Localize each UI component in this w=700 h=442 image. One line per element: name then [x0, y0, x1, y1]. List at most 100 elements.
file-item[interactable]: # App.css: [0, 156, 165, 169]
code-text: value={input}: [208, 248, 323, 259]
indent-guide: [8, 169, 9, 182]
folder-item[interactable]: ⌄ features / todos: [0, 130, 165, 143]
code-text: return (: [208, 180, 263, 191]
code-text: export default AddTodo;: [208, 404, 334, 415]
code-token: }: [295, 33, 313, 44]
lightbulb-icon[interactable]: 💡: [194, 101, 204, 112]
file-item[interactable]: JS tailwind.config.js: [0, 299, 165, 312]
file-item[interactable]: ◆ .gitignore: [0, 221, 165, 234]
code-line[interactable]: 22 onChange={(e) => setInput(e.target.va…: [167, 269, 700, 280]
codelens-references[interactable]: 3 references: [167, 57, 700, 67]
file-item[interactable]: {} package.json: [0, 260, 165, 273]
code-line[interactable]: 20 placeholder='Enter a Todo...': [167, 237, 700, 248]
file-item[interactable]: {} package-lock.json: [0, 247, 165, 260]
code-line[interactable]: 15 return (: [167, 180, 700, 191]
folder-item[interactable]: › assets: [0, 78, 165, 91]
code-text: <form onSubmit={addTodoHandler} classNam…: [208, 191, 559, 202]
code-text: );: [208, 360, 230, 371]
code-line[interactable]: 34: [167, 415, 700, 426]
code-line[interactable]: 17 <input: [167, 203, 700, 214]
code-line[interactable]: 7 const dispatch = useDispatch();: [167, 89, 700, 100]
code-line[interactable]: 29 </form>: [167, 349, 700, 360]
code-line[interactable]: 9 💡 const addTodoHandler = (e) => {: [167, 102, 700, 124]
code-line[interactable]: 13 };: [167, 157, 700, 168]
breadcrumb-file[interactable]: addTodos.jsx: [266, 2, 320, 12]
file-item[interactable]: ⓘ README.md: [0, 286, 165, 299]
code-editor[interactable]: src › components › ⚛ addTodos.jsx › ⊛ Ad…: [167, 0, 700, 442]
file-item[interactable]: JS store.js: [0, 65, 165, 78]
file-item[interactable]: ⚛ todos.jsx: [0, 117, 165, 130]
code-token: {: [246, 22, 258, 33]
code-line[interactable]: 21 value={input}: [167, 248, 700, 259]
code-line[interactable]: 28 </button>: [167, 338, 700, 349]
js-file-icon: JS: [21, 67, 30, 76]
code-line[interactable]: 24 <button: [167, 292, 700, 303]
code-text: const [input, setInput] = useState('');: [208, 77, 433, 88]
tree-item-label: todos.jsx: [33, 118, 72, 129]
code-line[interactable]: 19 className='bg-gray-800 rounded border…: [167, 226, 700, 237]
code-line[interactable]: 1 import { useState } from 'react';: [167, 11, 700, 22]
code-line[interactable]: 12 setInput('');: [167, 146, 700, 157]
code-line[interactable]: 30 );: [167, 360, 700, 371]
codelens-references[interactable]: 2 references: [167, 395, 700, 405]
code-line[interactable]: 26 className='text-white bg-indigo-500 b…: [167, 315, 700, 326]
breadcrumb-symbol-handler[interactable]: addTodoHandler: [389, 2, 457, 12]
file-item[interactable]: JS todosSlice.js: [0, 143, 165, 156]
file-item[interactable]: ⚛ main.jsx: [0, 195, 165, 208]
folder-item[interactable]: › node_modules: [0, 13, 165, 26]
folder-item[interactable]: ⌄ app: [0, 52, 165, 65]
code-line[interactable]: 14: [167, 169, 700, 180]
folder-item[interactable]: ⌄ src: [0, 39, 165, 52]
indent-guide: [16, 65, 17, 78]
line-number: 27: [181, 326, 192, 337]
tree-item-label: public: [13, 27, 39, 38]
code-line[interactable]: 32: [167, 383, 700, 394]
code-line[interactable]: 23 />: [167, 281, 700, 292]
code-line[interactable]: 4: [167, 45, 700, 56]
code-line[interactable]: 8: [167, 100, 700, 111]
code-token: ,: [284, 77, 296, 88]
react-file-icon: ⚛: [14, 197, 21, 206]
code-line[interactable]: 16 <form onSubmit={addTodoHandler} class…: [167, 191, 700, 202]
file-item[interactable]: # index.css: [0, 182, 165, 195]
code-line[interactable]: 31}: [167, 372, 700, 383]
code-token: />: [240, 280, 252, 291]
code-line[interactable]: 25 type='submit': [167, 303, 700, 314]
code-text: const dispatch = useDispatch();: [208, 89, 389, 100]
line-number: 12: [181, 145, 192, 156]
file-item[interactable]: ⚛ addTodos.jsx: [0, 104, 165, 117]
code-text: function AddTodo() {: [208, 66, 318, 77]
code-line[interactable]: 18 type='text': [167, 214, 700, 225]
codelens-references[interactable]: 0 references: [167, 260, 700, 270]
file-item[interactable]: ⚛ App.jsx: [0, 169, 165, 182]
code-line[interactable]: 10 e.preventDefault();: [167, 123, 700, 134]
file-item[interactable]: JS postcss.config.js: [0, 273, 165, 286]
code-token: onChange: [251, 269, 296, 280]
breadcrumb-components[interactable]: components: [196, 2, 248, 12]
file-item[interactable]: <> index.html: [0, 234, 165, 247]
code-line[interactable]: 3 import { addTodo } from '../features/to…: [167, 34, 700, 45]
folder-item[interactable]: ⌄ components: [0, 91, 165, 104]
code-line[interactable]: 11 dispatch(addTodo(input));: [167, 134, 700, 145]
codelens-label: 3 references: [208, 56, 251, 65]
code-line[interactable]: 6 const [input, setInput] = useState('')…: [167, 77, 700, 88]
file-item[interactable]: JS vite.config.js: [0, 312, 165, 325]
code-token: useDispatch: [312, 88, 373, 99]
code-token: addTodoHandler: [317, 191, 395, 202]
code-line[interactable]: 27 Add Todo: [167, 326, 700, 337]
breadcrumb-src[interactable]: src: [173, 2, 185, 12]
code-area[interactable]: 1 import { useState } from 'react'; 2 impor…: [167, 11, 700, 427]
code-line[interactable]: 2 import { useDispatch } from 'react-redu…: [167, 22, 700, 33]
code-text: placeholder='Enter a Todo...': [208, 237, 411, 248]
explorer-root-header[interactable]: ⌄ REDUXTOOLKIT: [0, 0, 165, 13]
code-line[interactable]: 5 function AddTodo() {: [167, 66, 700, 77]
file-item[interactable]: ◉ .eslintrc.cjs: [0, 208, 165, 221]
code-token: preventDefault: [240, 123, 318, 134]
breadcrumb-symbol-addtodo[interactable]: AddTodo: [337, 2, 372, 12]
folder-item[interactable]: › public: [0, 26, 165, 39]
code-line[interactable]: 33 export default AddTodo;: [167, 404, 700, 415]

----------------

§ **GIVEN REQUEST**: Output every line from the rows above as a numbered list, leaving out any blank lines.

§ **OUTPUT FOR THIS EXERCISE**:
1. Localize each UI component in this w=700 h=442 image. One line per element: name then [x0, y0, x1, y1]. List at most 100 elements.
2. file-item[interactable]: # App.css: [0, 156, 165, 169]
3. code-text: value={input}: [208, 248, 323, 259]
4. indent-guide: [8, 169, 9, 182]
5. folder-item[interactable]: ⌄ features / todos: [0, 130, 165, 143]
6. code-text: return (: [208, 180, 263, 191]
7. code-text: export default AddTodo;: [208, 404, 334, 415]
8. code-token: }: [295, 33, 313, 44]
9. lightbulb-icon[interactable]: 💡: [194, 101, 204, 112]
10. file-item[interactable]: JS tailwind.config.js: [0, 299, 165, 312]
11. file-item[interactable]: ◆ .gitignore: [0, 221, 165, 234]
12. code-line[interactable]: 22 onChange={(e) => setInput(e.target.va…: [167, 269, 700, 280]
13. codelens-references[interactable]: 3 references: [167, 57, 700, 67]
14. file-item[interactable]: {} package.json: [0, 260, 165, 273]
15. code-line[interactable]: 20 placeholder='Enter a Todo...': [167, 237, 700, 248]
16. file-item[interactable]: {} package-lock.json: [0, 247, 165, 260]
17. code-line[interactable]: 15 return (: [167, 180, 700, 191]
18. folder-item[interactable]: › assets: [0, 78, 165, 91]
19. code-text: <form onSubmit={addTodoHandler} classNam…: [208, 191, 559, 202]
20. code-text: );: [208, 360, 230, 371]
21. code-line[interactable]: 34: [167, 415, 700, 426]
22. code-line[interactable]: 17 <input: [167, 203, 700, 214]
23. code-line[interactable]: 7 const dispatch = useDispatch();: [167, 89, 700, 100]
24. code-line[interactable]: 29 </form>: [167, 349, 700, 360]
25. code-line[interactable]: 9 💡 const addTodoHandler = (e) => {: [167, 102, 700, 124]
26. code-line[interactable]: 13 };: [167, 157, 700, 168]
27. breadcrumb-file[interactable]: addTodos.jsx: [266, 2, 320, 12]
28. file-item[interactable]: ⓘ README.md: [0, 286, 165, 299]
29. code-editor[interactable]: src › components › ⚛ addTodos.jsx › ⊛ Ad…: [167, 0, 700, 442]
30. file-item[interactable]: JS store.js: [0, 65, 165, 78]
31. file-item[interactable]: ⚛ todos.jsx: [0, 117, 165, 130]
32. code-token: {: [246, 22, 258, 33]
33. code-line[interactable]: 21 value={input}: [167, 248, 700, 259]
34. code-line[interactable]: 28 </button>: [167, 338, 700, 349]
35. js-file-icon: JS: [21, 67, 30, 76]
36. code-line[interactable]: 24 <button: [167, 292, 700, 303]
37. code-text: const [input, setInput] = useState('');: [208, 77, 433, 88]
38. tree-item-label: todos.jsx: [33, 118, 72, 129]
39. code-line[interactable]: 19 className='bg-gray-800 rounded border…: [167, 226, 700, 237]
40. code-line[interactable]: 1 import { useState } from 'react';: [167, 11, 700, 22]
41. code-line[interactable]: 12 setInput('');: [167, 146, 700, 157]
42. code-line[interactable]: 30 );: [167, 360, 700, 371]
43. codelens-references[interactable]: 2 references: [167, 395, 700, 405]
44. code-line[interactable]: 26 className='text-white bg-indigo-500 b…: [167, 315, 700, 326]
45. breadcrumb-symbol-handler[interactable]: addTodoHandler: [389, 2, 457, 12]
46. file-item[interactable]: JS todosSlice.js: [0, 143, 165, 156]
47. file-item[interactable]: ⚛ main.jsx: [0, 195, 165, 208]
48. folder-item[interactable]: › node_modules: [0, 13, 165, 26]
49. folder-item[interactable]: ⌄ app: [0, 52, 165, 65]
50. code-line[interactable]: 14: [167, 169, 700, 180]
51. folder-item[interactable]: ⌄ src: [0, 39, 165, 52]
52. indent-guide: [16, 65, 17, 78]
53. line-number: 27: [181, 326, 192, 337]
54. tree-item-label: public: [13, 27, 39, 38]
55. code-line[interactable]: 32: [167, 383, 700, 394]
56. code-line[interactable]: 23 />: [167, 281, 700, 292]
57. code-line[interactable]: 4: [167, 45, 700, 56]
58. code-line[interactable]: 8: [167, 100, 700, 111]
59. code-token: ,: [284, 77, 296, 88]
60. react-file-icon: ⚛: [14, 197, 21, 206]
61. code-line[interactable]: 16 <form onSubmit={addTodoHandler} class…: [167, 191, 700, 202]
62. file-item[interactable]: # index.css: [0, 182, 165, 195]
63. code-line[interactable]: 31}: [167, 372, 700, 383]
64. code-token: />: [240, 280, 252, 291]
65. code-line[interactable]: 25 type='submit': [167, 303, 700, 314]
66. code-text: const dispatch = useDispatch();: [208, 89, 389, 100]
67. line-number: 12: [181, 145, 192, 156]
68. file-item[interactable]: ⚛ addTodos.jsx: [0, 104, 165, 117]
69. code-text: function AddTodo() {: [208, 66, 318, 77]
70. code-line[interactable]: 18 type='text': [167, 214, 700, 225]
71. codelens-references[interactable]: 0 references: [167, 260, 700, 270]
72. file-item[interactable]: ⚛ App.jsx: [0, 169, 165, 182]
73. code-line[interactable]: 10 e.preventDefault();: [167, 123, 700, 134]
74. file-item[interactable]: JS postcss.config.js: [0, 273, 165, 286]
75. code-token: onChange: [251, 269, 296, 280]
76. breadcrumb-components[interactable]: components: [196, 2, 248, 12]
77. file-item[interactable]: <> index.html: [0, 234, 165, 247]
78. code-line[interactable]: 3 import { addTodo } from '../features/to…: [167, 34, 700, 45]
79. folder-item[interactable]: ⌄ components: [0, 91, 165, 104]
80. code-line[interactable]: 11 dispatch(addTodo(input));: [167, 134, 700, 145]
81. codelens-label: 3 references: [208, 56, 251, 65]
82. code-line[interactable]: 6 const [input, setInput] = useState('')…: [167, 77, 700, 88]
83. file-item[interactable]: JS vite.config.js: [0, 312, 165, 325]
84. code-token: useDispatch: [312, 88, 373, 99]
85. code-token: addTodoHandler: [317, 191, 395, 202]
86. code-line[interactable]: 27 Add Todo: [167, 326, 700, 337]
87. breadcrumb-src[interactable]: src: [173, 2, 185, 12]
88. code-area[interactable]: 1 import { useState } from 'react'; 2 impor…: [167, 11, 700, 427]
89. code-line[interactable]: 2 import { useDispatch } from 'react-redu…: [167, 22, 700, 33]
90. code-text: placeholder='Enter a Todo...': [208, 237, 411, 248]
91. explorer-root-header[interactable]: ⌄ REDUXTOOLKIT: [0, 0, 165, 13]
92. code-line[interactable]: 5 function AddTodo() {: [167, 66, 700, 77]
93. file-item[interactable]: ◉ .eslintrc.cjs: [0, 208, 165, 221]
94. code-token: preventDefault: [240, 123, 318, 134]
95. breadcrumb-symbol-addtodo[interactable]: AddTodo: [337, 2, 372, 12]
96. folder-item[interactable]: › public: [0, 26, 165, 39]
97. code-line[interactable]: 33 export default AddTodo;: [167, 404, 700, 415]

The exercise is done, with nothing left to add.